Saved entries
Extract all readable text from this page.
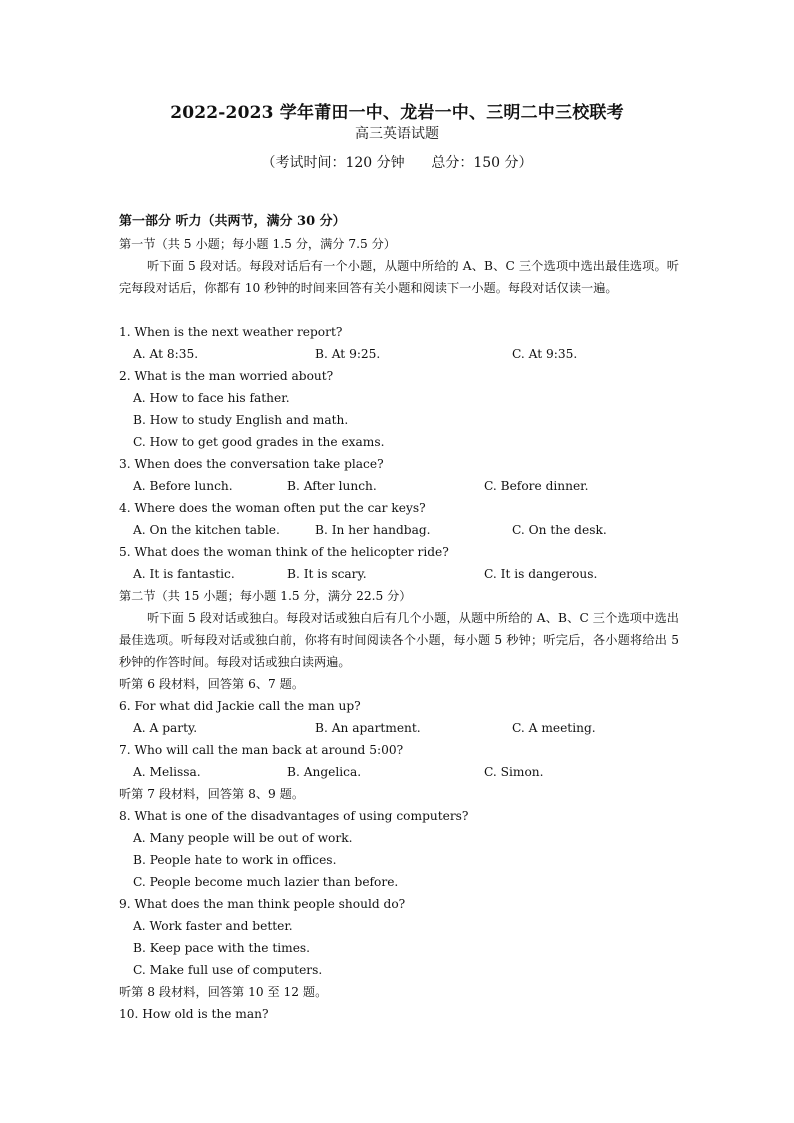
2022-2023 学年莆田一中、龙岩一中、三明二中三校联考
高三英语试题
（考试时间：120 分钟      总分：150 分）
第一部分 听力（共两节，满分 30 分）
第一节（共 5 小题；每小题 1.5 分，满分 7.5 分）
听下面 5 段对话。每段对话后有一个小题，从题中所给的 A、B、C 三个选项中选出最佳选项。听完每段对话后，你都有 10 秒钟的时间来回答有关小题和阅读下一小题。每段对话仅读一遍。
1. When is the next weather report?
A. At 8:35.	B. At 9:25.	C. At 9:35.
2. What is the man worried about?
A. How to face his father.
B. How to study English and math.
C. How to get good grades in the exams.
3. When does the conversation take place?
A. Before lunch.	B. After lunch.	C. Before dinner.
4. Where does the woman often put the car keys?
A. On the kitchen table.	B. In her handbag.	C. On the desk.
5. What does the woman think of the helicopter ride?
A. It is fantastic.	B. It is scary.	C. It is dangerous.
第二节（共 15 小题；每小题 1.5 分，满分 22.5 分）
听下面 5 段对话或独白。每段对话或独白后有几个小题，从题中所给的 A、B、C 三个选项中选出最佳选项。听每段对话或独白前，你将有时间阅读各个小题，每小题 5 秒钟；听完后，各小题将给出 5 秒钟的作答时间。每段对话或独白读两遍。
听第 6 段材料，回答第 6、7 题。
6. For what did Jackie call the man up?
A. A party.	B. An apartment.	C. A meeting.
7. Who will call the man back at around 5:00?
A. Melissa.	B. Angelica.	C. Simon.
听第 7 段材料，回答第 8、9 题。
8. What is one of the disadvantages of using computers?
A. Many people will be out of work.
B. People hate to work in offices.
C. People become much lazier than before.
9. What does the man think people should do?
A. Work faster and better.
B. Keep pace with the times.
C. Make full use of computers.
听第 8 段材料，回答第 10 至 12 题。
10. How old is the man?
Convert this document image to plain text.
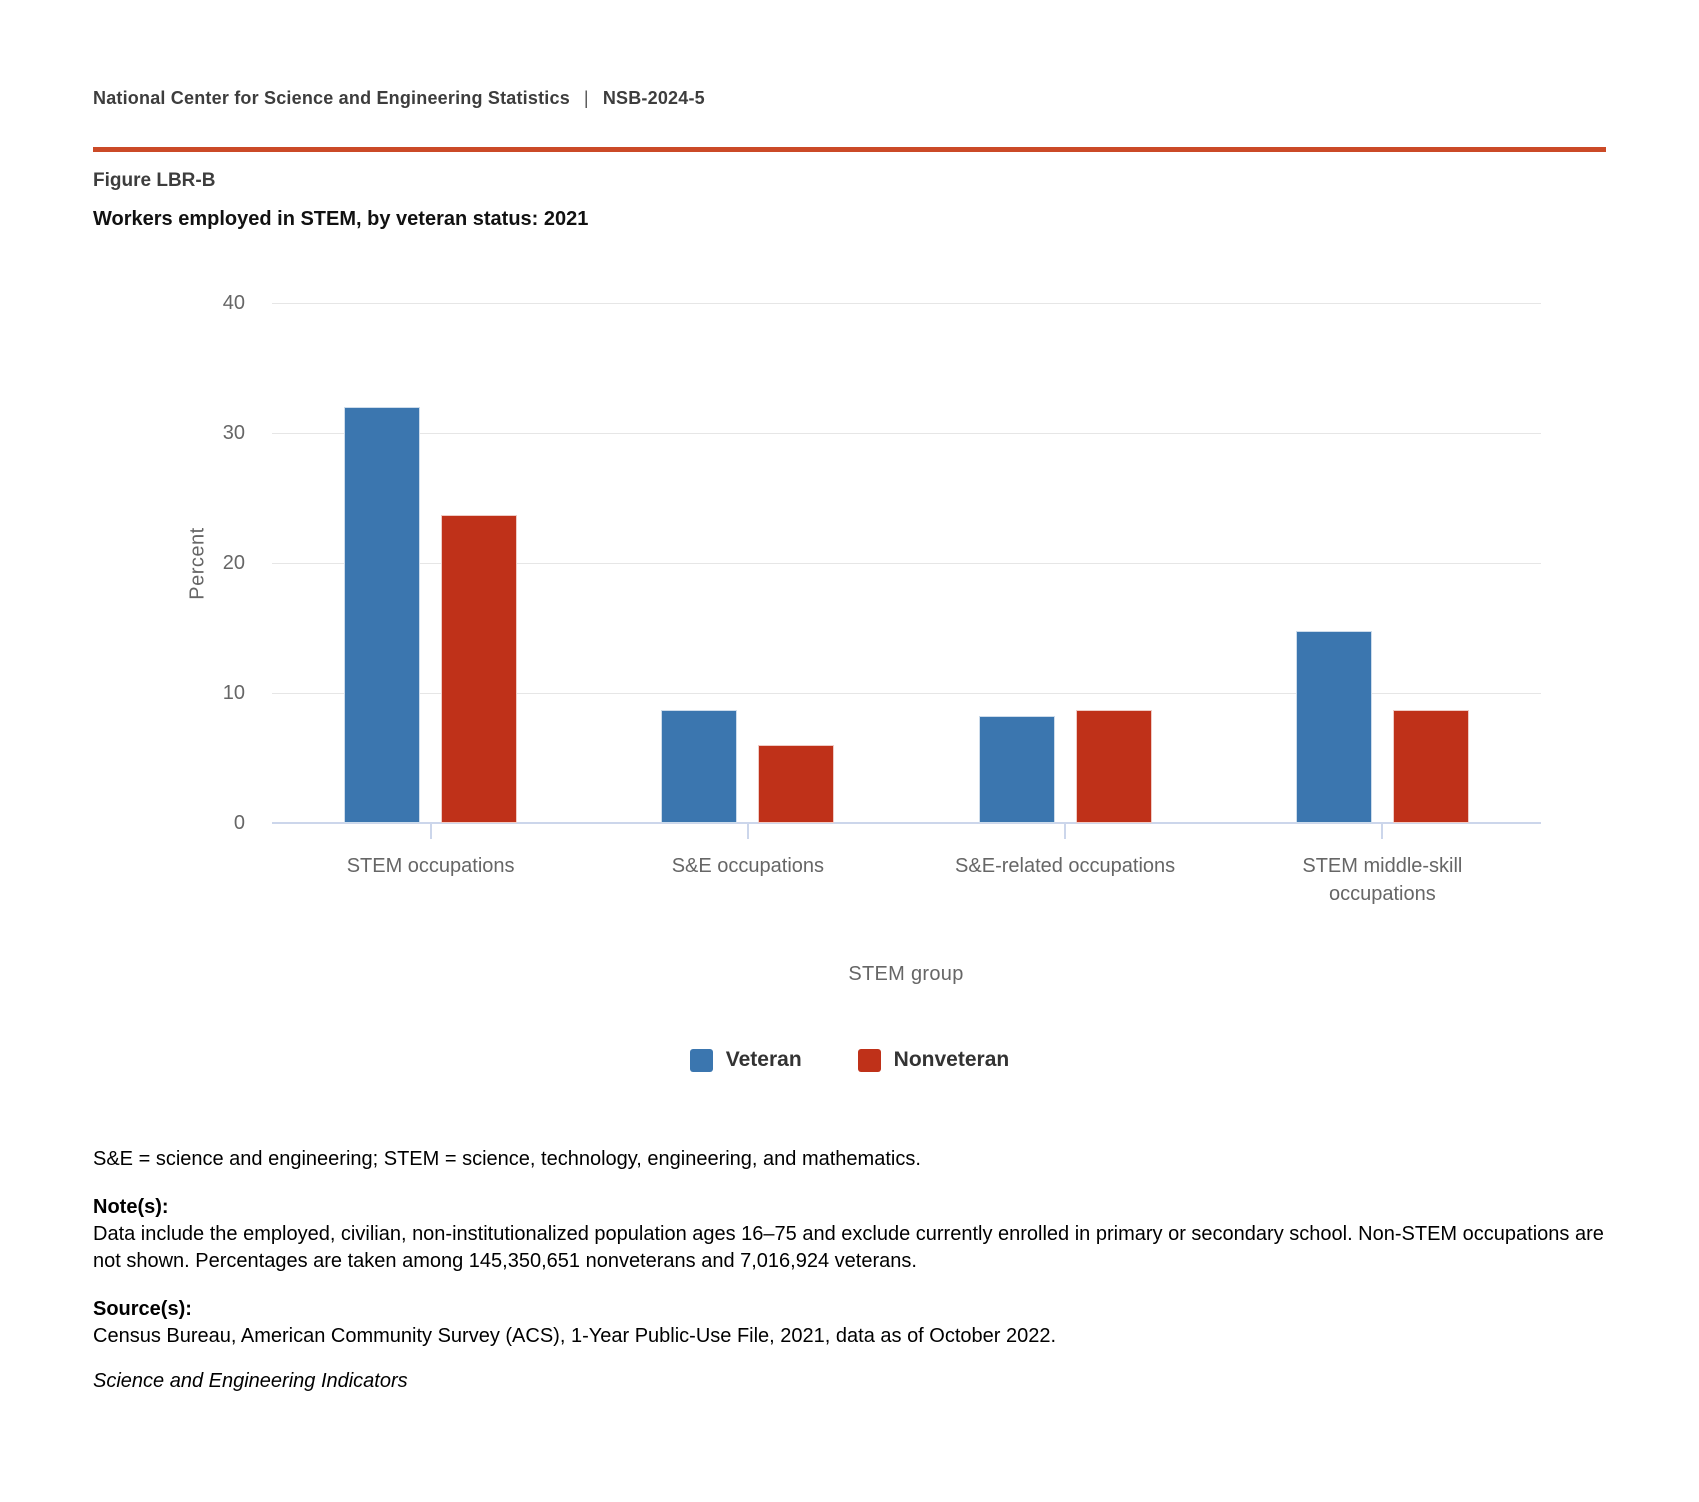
National Center for Science and Engineering Statistics | NSB-2024-5
Figure LBR-B
Workers employed in STEM, by veteran status: 2021
Percent
0
10
20
30
40
STEM occupations	S&E occupations	S&E-related occupations	STEM middle-skill
occupations
STEM group
Veteran	Nonveteran
S&E = science and engineering; STEM = science, technology, engineering, and mathematics.
Note(s):
Data include the employed, civilian, non-institutionalized population ages 16–75 and exclude currently enrolled in primary or secondary school. Non-STEM occupations are not shown. Percentages are taken among 145,350,651 nonveterans and 7,016,924 veterans.
Source(s):
Census Bureau, American Community Survey (ACS), 1-Year Public-Use File, 2021, data as of October 2022.
Science and Engineering Indicators
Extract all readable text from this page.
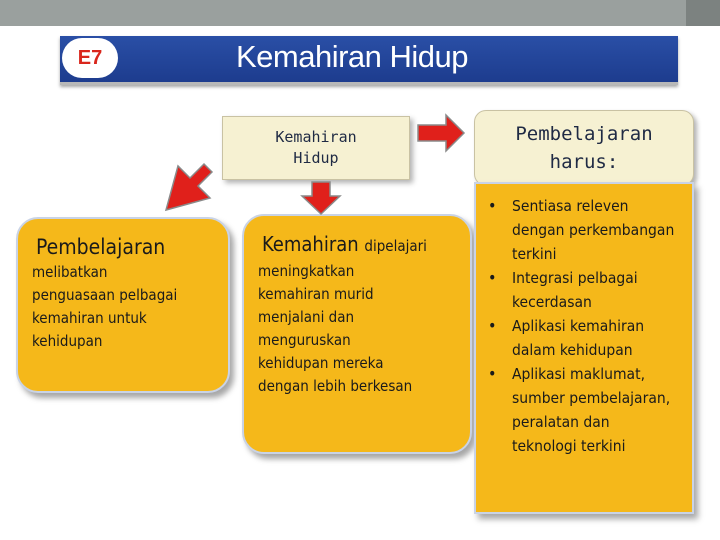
E7	Kemahiran Hidup
Kemahiran
Hidup
Pembelajaran
harus:
Pembelajaran
melibatkan
penguasaan pelbagai
kemahiran untuk
kehidupan
Kemahiran dipelajari
meningkatkan
kemahiran murid
menjalani dan
menguruskan
kehidupan mereka
dengan lebih berkesan
• Sentiasa releven
dengan perkembangan
terkini
• Integrasi pelbagai
kecerdasan
• Aplikasi kemahiran
dalam kehidupan
• Aplikasi maklumat,
sumber pembelajaran,
peralatan dan
teknologi terkini
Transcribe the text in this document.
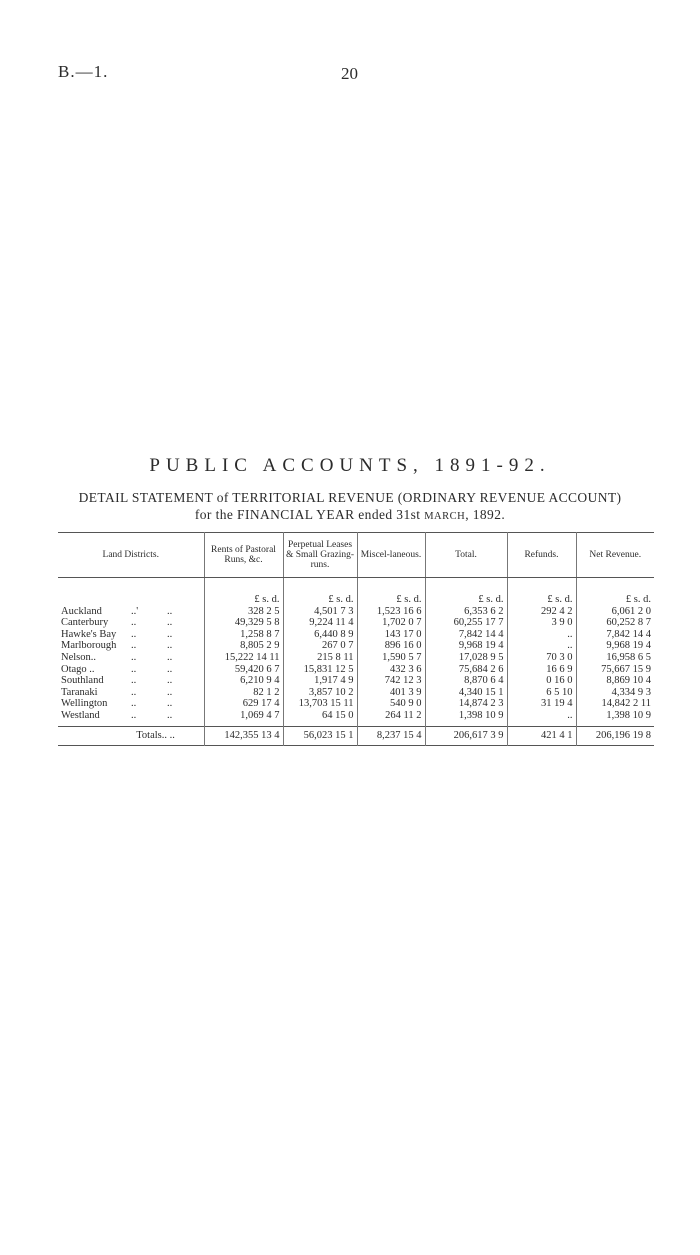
B.—1.	20
PUBLIC ACCOUNTS, 1891-92.
DETAIL STATEMENT of TERRITORIAL REVENUE (ORDINARY REVENUE ACCOUNT)
for the FINANCIAL YEAR ended 31st MARCH, 1892.
Land Districts.	Rents of Pastoral Runs, &c.	Perpetual Leases & Small Grazing-runs.	Miscel-laneous.	Total.	Refunds.	Net Revenue.

	£ s. d.	£ s. d.	£ s. d.	£ s. d.	£ s. d.	£ s. d.
Auckland ..' ..	328 2 5	4,501 7 3	1,523 16 6	6,353 6 2	292 4 2	6,061 2 0
Canterbury .. ..	49,329 5 8	9,224 11 4	1,702 0 7	60,255 17 7	3 9 0	60,252 8 7
Hawke's Bay .. ..	1,258 8 7	6,440 8 9	143 17 0	7,842 14 4	..	7,842 14 4
Marlborough .. ..	8,805 2 9	267 0 7	896 16 0	9,968 19 4	..	9,968 19 4
Nelson.. .. ..	15,222 14 11	215 8 11	1,590 5 7	17,028 9 5	70 3 0	16,958 6 5
Otago .. .. ..	59,420 6 7	15,831 12 5	432 3 6	75,684 2 6	16 6 9	75,667 15 9
Southland .. ..	6,210 9 4	1,917 4 9	742 12 3	8,870 6 4	0 16 0	8,869 10 4
Taranaki .. ..	82 1 2	3,857 10 2	401 3 9	4,340 15 1	6 5 10	4,334 9 3
Wellington .. ..	629 17 4	13,703 15 11	540 9 0	14,874 2 3	31 19 4	14,842 2 11
Westland .. ..	1,069 4 7	64 15 0	264 11 2	1,398 10 9	..	1,398 10 9
Totals.. ..	142,355 13 4	56,023 15 1	8,237 15 4	206,617 3 9	421 4 1	206,196 19 8
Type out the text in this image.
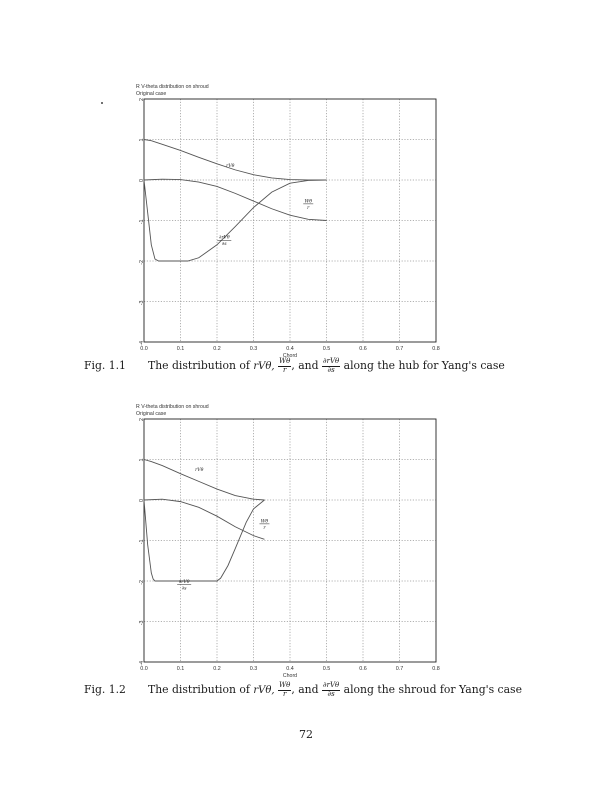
R V-theta distribution on shroud
Original case
0.0	0.1	0.2	0.3	0.4	0.5	0.6	0.7	0.8
2
1
0
-1
-2
-3
-4
Chord
rVθ
Wθ
r
∂rVθ
∂s
Fig. 1.1 The distribution of rVθ, $\frac{W\theta}{r}$ , and $\frac{\text{∂rVθ}}{\partial s}$ along the hub for Yang's case
R V-theta distribution on shroud
Original case
0.0	0.1	0.2	0.3	0.4	0.5	0.6	0.7	0.8
2
1
0
-1
-2
-3
-4
Chord
rVθ
Wθ
r
∂rVθ
∂s
Fig. 1.2 The distribution of rVθ, $\frac{W\theta}{r}$ , and $\frac{\text{∂rVθ}}{\partial s}$ along the shroud for Yang's case
72
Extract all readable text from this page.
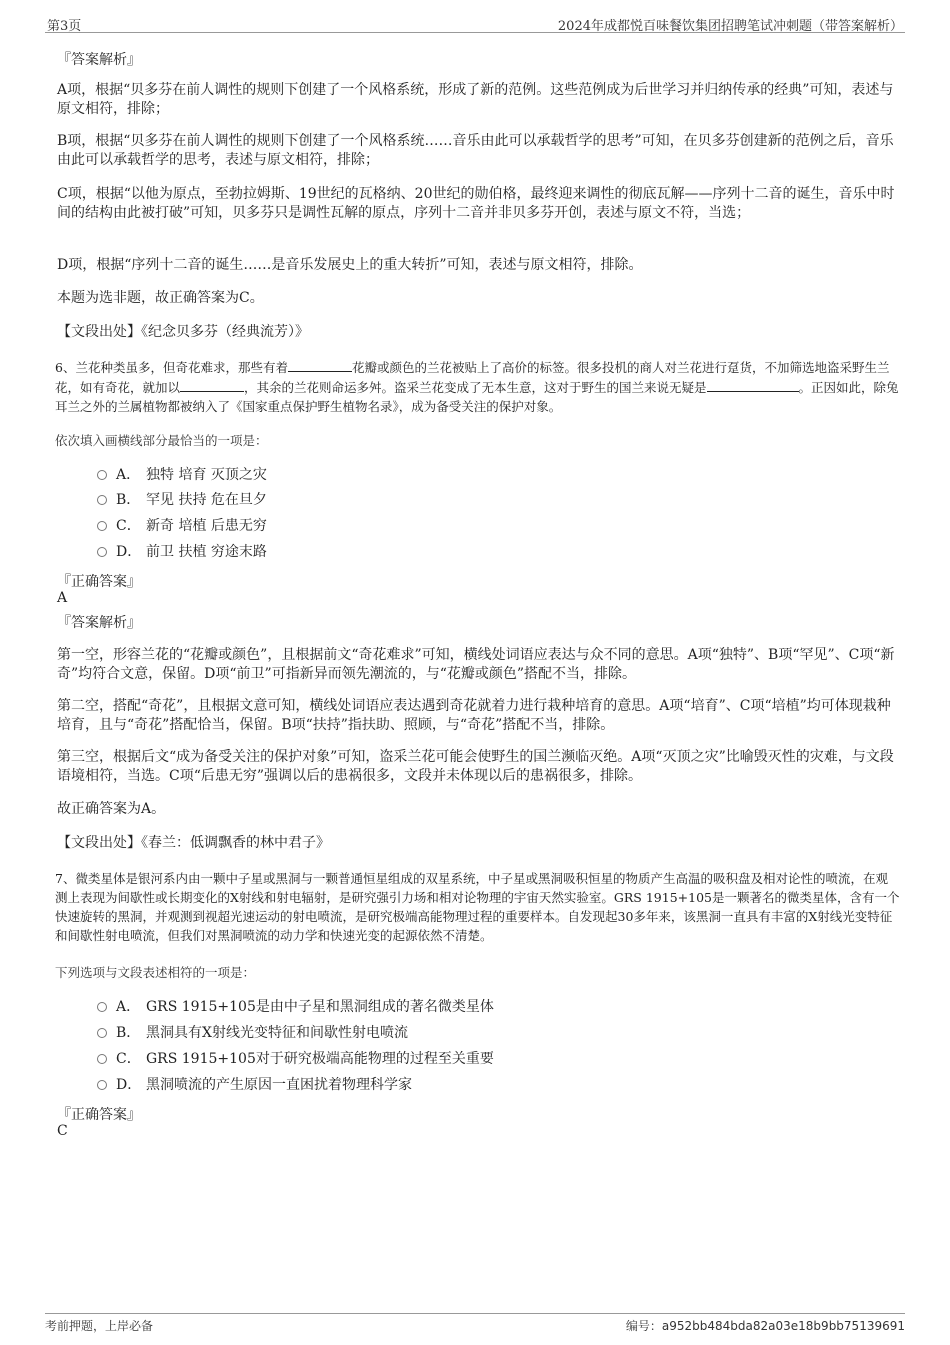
第3页	2024年成都悦百味餐饮集团招聘笔试冲刺题（带答案解析）
『答案解析』
A项，根据“贝多芬在前人调性的规则下创建了一个风格系统，形成了新的范例。这些范例成为后世学习并归纳传承的经典”可知，表述与原文相符，排除；
B项，根据“贝多芬在前人调性的规则下创建了一个风格系统……音乐由此可以承载哲学的思考”可知，在贝多芬创建新的范例之后，音乐由此可以承载哲学的思考，表述与原文相符，排除；
C项，根据“以他为原点，至勃拉姆斯、19世纪的瓦格纳、20世纪的勋伯格，最终迎来调性的彻底瓦解——序列十二音的诞生，音乐中时间的结构由此被打破”可知，贝多芬只是调性瓦解的原点，序列十二音并非贝多芬开创，表述与原文不符，当选；
D项，根据“序列十二音的诞生……是音乐发展史上的重大转折”可知，表述与原文相符，排除。
本题为选非题，故正确答案为C。
【文段出处】《纪念贝多芬（经典流芳）》
6、兰花种类虽多，但奇花难求，那些有着	花瓣或颜色的兰花被贴上了高价的标签。很多投机的商人对兰花进行趸货，不加筛选地盗采野生兰花，如有奇花，就加以	，其余的兰花则命运多舛。盗采兰花变成了无本生意，这对于野生的国兰来说无疑是	。正因如此，除兔耳兰之外的兰属植物都被纳入了《国家重点保护野生植物名录》，成为备受关注的保护对象。
依次填入画横线部分最恰当的一项是：
A． 独特 培育 灭顶之灾
B． 罕见 扶持 危在旦夕
C． 新奇 培植 后患无穷
D． 前卫 扶植 穷途末路
『正确答案』
A
『答案解析』
第一空，形容兰花的“花瓣或颜色”，且根据前文“奇花难求”可知，横线处词语应表达与众不同的意思。A项“独特”、B项“罕见”、C项“新奇”均符合文意，保留。D项“前卫”可指新异而领先潮流的，与“花瓣或颜色”搭配不当，排除。
第二空，搭配“奇花”，且根据文意可知，横线处词语应表达遇到奇花就着力进行栽种培育的意思。A项“培育”、C项“培植”均可体现栽种培育，且与“奇花”搭配恰当，保留。B项“扶持”指扶助、照顾，与“奇花”搭配不当，排除。
第三空，根据后文“成为备受关注的保护对象”可知，盗采兰花可能会使野生的国兰濒临灭绝。A项“灭顶之灾”比喻毁灭性的灾难，与文段语境相符，当选。C项“后患无穷”强调以后的患祸很多，文段并未体现以后的患祸很多，排除。
故正确答案为A。
【文段出处】《春兰：低调飘香的林中君子》
7、微类星体是银河系内由一颗中子星或黑洞与一颗普通恒星组成的双星系统，中子星或黑洞吸积恒星的物质产生高温的吸积盘及相对论性的喷流，在观测上表现为间歇性或长期变化的X射线和射电辐射，是研究强引力场和相对论物理的宇宙天然实验室。GRS 1915+105是一颗著名的微类星体，含有一个快速旋转的黑洞，并观测到视超光速运动的射电喷流，是研究极端高能物理过程的重要样本。自发现起30多年来，该黑洞一直具有丰富的X射线光变特征和间歇性射电喷流，但我们对黑洞喷流的动力学和快速光变的起源依然不清楚。
下列选项与文段表述相符的一项是：
A． GRS 1915+105是由中子星和黑洞组成的著名微类星体
B． 黑洞具有X射线光变特征和间歇性射电喷流
C． GRS 1915+105对于研究极端高能物理的过程至关重要
D． 黑洞喷流的产生原因一直困扰着物理科学家
『正确答案』
C
考前押题，上岸必备	编号：a952bb484bda82a03e18b9bb75139691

**Written instruction**
Scan the listing above for the word "pelbagai" and copy every line that holds it.

**Finished answer**
penguasaan pelbagai
• Integrasi pelbagai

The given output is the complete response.